Written problem: Return all lines that include the string "лимона".

Dataset items:
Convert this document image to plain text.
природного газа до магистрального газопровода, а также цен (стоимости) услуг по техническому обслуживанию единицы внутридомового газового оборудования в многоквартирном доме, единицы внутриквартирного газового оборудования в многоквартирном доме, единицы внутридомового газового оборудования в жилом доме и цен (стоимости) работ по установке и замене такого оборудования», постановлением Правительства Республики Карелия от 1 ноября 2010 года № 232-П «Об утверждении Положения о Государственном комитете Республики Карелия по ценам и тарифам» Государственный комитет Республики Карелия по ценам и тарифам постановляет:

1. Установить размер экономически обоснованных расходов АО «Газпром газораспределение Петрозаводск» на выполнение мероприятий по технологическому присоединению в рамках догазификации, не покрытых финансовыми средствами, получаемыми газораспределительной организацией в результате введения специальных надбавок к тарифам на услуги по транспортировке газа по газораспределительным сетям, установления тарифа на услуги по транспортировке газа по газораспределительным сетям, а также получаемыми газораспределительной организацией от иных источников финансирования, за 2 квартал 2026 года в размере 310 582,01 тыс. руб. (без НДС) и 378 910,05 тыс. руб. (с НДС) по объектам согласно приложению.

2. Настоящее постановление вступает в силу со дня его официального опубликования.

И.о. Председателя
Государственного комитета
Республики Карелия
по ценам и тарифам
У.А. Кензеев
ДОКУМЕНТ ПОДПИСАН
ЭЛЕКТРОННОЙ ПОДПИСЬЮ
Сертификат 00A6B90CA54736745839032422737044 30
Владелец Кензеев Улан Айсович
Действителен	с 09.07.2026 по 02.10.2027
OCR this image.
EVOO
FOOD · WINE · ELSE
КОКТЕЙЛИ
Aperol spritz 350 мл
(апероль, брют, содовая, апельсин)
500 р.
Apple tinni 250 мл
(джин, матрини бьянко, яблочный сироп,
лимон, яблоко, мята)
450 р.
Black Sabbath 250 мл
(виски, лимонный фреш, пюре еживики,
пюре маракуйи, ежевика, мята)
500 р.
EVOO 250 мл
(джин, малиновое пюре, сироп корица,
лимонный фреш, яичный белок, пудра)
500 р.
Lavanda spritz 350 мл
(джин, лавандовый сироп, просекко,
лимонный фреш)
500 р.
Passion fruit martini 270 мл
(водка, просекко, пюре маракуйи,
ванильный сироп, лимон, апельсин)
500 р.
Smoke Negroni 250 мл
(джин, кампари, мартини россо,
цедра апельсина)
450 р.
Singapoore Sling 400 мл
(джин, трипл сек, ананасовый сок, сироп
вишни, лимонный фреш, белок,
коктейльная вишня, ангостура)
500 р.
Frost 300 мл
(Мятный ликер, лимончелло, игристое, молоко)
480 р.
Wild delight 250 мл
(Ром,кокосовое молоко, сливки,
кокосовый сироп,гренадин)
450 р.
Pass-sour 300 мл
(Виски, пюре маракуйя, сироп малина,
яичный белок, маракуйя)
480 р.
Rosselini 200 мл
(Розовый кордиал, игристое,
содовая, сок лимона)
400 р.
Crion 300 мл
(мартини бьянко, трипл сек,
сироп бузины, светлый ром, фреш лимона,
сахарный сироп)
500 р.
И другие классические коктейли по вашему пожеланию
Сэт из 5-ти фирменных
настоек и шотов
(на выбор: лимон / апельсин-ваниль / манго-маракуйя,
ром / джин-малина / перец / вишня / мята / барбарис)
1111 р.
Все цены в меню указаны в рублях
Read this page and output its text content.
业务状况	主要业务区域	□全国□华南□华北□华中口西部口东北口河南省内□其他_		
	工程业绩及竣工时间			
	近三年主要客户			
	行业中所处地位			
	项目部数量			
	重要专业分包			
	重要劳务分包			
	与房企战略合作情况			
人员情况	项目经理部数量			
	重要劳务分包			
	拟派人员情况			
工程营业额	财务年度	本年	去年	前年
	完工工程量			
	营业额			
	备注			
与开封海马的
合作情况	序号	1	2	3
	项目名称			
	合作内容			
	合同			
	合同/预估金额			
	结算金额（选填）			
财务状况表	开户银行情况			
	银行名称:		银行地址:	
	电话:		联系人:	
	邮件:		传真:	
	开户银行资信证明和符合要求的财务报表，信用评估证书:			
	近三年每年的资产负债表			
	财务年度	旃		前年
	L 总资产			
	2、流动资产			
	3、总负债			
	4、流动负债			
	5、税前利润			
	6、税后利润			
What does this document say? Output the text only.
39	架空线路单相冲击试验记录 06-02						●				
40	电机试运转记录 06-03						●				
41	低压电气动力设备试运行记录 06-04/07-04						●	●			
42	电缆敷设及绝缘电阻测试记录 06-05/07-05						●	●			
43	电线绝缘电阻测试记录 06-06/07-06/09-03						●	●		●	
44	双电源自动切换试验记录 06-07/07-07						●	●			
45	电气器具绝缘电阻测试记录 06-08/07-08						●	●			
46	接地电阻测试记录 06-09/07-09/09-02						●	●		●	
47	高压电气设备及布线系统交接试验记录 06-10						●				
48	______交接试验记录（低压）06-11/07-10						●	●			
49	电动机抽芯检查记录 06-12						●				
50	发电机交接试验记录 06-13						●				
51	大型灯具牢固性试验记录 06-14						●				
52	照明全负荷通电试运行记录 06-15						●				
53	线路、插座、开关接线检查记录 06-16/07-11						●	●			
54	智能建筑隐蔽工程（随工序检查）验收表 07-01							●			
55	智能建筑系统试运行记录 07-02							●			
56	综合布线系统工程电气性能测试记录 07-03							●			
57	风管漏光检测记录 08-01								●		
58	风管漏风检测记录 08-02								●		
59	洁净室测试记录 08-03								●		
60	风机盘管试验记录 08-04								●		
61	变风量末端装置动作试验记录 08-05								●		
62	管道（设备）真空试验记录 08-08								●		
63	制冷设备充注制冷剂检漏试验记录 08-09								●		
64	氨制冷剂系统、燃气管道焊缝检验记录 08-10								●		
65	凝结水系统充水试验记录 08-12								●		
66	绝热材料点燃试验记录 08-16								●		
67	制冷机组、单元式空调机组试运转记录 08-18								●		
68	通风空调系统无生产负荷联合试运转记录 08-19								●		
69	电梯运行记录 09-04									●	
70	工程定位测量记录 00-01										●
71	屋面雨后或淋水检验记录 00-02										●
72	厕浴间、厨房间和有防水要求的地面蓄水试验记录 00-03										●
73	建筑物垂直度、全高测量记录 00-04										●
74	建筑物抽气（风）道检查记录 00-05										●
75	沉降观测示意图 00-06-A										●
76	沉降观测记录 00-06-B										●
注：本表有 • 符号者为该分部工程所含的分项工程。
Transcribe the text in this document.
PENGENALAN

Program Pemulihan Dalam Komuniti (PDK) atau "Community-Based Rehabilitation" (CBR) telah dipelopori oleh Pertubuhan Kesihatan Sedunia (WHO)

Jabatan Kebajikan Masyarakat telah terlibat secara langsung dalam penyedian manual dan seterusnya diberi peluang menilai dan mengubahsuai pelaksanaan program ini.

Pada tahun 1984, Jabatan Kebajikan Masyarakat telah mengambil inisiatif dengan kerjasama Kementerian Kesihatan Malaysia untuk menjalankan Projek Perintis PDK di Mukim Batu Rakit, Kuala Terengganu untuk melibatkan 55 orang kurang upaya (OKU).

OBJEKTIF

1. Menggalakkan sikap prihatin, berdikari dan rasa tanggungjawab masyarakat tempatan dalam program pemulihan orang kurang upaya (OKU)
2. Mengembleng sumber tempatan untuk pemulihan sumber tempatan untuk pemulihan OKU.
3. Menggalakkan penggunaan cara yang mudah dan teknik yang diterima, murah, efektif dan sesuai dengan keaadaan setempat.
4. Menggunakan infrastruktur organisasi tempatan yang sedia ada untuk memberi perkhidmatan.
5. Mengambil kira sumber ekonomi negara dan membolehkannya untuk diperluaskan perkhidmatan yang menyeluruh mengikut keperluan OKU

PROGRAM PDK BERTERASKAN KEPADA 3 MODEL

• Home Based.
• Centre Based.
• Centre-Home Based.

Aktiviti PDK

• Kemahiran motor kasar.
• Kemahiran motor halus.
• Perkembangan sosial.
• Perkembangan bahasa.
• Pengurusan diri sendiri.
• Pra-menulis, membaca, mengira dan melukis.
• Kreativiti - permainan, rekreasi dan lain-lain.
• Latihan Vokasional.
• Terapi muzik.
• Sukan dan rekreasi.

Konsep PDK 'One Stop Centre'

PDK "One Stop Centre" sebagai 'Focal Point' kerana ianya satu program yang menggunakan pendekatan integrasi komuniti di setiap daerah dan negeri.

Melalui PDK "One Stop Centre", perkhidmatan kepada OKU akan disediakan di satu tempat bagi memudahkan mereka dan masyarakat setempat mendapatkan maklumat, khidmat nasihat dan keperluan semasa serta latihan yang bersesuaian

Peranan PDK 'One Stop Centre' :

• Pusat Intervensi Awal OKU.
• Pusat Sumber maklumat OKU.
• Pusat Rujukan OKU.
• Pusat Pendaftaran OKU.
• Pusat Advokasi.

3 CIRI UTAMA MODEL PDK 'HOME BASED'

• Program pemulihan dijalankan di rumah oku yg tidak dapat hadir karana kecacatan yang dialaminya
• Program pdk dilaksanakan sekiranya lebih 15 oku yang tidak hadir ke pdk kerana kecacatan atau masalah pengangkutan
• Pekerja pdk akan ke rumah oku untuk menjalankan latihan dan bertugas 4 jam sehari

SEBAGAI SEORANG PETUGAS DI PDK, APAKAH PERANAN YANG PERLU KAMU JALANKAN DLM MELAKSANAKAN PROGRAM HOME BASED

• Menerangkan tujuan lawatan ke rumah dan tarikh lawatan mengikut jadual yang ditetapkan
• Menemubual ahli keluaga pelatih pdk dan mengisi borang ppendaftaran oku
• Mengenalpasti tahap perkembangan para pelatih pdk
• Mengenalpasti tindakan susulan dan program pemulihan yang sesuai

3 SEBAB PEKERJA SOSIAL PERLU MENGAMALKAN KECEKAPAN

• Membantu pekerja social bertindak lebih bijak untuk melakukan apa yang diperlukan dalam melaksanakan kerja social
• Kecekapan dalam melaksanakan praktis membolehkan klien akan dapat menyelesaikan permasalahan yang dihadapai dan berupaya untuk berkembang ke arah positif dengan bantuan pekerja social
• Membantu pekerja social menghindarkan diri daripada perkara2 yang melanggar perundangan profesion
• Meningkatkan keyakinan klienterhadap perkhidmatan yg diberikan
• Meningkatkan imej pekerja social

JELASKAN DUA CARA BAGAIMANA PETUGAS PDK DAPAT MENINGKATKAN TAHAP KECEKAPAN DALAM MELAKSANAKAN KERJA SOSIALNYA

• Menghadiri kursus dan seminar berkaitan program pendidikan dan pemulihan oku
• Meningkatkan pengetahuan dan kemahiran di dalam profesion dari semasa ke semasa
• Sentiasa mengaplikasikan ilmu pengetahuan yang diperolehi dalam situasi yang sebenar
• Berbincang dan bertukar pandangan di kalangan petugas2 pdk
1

Reply to the exercise:
содовая, сок лимона)
сироп бузины, светлый ром, фреш лимона,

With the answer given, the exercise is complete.